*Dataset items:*
......
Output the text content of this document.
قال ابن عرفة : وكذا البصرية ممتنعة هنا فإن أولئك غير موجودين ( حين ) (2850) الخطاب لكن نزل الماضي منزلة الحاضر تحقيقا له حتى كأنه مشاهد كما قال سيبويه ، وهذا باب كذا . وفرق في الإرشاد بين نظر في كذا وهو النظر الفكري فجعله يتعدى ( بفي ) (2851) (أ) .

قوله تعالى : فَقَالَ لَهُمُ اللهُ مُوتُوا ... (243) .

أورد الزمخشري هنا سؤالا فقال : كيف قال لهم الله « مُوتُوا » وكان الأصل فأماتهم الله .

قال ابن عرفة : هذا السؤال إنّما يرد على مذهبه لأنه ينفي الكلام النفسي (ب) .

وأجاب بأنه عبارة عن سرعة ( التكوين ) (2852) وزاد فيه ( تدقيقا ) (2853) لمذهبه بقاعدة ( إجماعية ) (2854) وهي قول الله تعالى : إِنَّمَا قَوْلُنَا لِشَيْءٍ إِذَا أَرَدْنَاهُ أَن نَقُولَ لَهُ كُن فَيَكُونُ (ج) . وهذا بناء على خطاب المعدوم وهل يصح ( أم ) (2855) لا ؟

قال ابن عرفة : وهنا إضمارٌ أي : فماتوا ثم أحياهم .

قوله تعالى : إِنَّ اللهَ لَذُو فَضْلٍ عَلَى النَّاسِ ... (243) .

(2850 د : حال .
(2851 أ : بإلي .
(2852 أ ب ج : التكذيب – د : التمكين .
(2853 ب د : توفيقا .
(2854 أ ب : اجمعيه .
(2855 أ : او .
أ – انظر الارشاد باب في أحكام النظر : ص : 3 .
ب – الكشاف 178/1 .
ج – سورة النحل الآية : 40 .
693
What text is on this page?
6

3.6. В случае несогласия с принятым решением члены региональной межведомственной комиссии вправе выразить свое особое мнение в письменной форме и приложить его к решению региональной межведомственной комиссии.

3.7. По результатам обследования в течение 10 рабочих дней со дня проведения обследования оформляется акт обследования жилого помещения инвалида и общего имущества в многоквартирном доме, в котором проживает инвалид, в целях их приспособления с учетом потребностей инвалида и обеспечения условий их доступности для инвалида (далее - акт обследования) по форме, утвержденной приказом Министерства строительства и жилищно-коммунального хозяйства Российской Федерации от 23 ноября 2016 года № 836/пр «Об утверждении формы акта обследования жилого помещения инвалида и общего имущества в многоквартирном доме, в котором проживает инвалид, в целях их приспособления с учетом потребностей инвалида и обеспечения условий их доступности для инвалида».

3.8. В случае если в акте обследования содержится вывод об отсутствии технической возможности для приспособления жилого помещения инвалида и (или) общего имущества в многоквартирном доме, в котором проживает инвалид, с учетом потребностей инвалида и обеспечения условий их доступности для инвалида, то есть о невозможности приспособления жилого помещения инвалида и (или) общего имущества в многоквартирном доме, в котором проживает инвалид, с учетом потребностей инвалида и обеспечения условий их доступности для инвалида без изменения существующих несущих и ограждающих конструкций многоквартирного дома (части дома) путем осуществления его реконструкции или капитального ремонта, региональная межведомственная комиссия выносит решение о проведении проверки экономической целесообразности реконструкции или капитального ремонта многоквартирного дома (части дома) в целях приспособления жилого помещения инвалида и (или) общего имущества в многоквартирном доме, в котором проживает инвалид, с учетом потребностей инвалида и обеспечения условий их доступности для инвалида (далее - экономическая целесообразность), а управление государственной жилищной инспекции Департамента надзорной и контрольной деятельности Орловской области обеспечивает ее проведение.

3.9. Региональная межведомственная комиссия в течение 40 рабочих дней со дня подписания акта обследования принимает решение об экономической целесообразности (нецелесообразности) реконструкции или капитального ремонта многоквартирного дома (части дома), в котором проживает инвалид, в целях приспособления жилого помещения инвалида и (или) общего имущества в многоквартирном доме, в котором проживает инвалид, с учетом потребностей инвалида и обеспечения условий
......
*PROBLEM REQUIREMENTS:* Count how many lines include the string "تعالى". Nothing but the number is needed.

*ANSWER TO THIS TASK:* 3